Written exercise:
Output all of the entries below precisely as written.

[Stored records]
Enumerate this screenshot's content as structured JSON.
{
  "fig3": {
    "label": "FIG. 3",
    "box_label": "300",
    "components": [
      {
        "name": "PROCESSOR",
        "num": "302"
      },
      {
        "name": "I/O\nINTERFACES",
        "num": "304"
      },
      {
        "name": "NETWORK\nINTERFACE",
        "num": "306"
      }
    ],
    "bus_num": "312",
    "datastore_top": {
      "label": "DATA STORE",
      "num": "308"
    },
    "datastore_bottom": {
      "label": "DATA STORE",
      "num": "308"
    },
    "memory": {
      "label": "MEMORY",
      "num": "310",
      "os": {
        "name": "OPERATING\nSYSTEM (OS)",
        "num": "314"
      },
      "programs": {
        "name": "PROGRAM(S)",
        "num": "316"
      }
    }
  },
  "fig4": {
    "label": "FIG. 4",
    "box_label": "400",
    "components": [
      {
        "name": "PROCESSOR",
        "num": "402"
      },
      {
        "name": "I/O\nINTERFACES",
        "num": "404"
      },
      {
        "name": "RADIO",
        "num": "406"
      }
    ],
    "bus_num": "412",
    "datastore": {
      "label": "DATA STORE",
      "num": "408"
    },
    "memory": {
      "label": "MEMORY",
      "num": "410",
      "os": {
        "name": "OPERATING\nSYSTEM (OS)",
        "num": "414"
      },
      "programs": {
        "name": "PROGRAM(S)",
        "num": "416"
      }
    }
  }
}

Task answer:
Enumerate this screenshot's content as structured JSON.
{
  "fig3": {
    "label": "FIG. 3",
    "box_label": "300",
    "components": [
      {
        "name": "PROCESSOR",
        "num": "302"
      },
      {
        "name": "I/O\nINTERFACES",
        "num": "304"
      },
      {
        "name": "NETWORK\nINTERFACE",
        "num": "306"
      }
    ],
    "bus_num": "312",
    "datastore_top": {
      "label": "DATA STORE",
      "num": "308"
    },
    "datastore_bottom": {
      "label": "DATA STORE",
      "num": "308"
    },
    "memory": {
      "label": "MEMORY",
      "num": "310",
      "os": {
        "name": "OPERATING\nSYSTEM (OS)",
        "num": "314"
      },
      "programs": {
        "name": "PROGRAM(S)",
        "num": "316"
      }
    }
  },
  "fig4": {
    "label": "FIG. 4",
    "box_label": "400",
    "components": [
      {
        "name": "PROCESSOR",
        "num": "402"
      },
      {
        "name": "I/O\nINTERFACES",
        "num": "404"
      },
      {
        "name": "RADIO",
        "num": "406"
      }
    ],
    "bus_num": "412",
    "datastore": {
      "label": "DATA STORE",
      "num": "408"
    },
    "memory": {
      "label": "MEMORY",
      "num": "410",
      "os": {
        "name": "OPERATING\nSYSTEM (OS)",
        "num": "414"
      },
      "programs": {
        "name": "PROGRAM(S)",
        "num": "416"
      }
    }
  }
}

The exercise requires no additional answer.